==== SUPPLIED ENTRIES ====

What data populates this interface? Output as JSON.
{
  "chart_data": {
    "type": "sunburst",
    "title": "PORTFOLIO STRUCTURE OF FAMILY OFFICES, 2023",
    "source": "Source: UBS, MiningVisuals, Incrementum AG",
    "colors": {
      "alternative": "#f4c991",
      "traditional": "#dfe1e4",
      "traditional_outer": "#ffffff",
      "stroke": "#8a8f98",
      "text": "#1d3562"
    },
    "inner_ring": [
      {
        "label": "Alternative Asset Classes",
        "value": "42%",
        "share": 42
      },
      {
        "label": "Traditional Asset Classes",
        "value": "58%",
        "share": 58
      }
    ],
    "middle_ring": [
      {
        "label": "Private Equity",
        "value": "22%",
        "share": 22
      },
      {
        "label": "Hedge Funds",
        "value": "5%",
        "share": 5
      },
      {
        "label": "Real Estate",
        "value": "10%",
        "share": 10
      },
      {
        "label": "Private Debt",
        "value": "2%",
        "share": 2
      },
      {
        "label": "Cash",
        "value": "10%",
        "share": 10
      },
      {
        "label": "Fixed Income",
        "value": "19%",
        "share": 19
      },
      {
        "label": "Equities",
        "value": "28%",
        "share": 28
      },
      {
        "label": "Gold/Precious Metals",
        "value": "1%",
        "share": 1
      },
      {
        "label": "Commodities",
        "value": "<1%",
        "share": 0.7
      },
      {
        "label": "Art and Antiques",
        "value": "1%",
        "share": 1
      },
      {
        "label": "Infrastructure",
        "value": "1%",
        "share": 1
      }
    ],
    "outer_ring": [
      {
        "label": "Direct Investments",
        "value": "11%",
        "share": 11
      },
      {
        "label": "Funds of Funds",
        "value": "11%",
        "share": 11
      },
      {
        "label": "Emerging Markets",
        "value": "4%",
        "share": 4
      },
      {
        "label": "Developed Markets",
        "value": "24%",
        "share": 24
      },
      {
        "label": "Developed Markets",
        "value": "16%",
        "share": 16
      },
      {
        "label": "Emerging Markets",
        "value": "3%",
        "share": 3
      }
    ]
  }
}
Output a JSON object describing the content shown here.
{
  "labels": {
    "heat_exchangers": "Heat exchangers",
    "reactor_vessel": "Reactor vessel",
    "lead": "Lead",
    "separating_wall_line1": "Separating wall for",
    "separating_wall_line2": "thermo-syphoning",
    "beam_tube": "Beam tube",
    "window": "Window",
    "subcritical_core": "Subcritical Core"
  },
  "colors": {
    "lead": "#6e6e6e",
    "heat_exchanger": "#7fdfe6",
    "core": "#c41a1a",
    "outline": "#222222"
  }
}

====

** DIRECTION **
State the count of lines that contain the string "Private". Nothing else is needed.

** COMPLETE RESPONSE **
2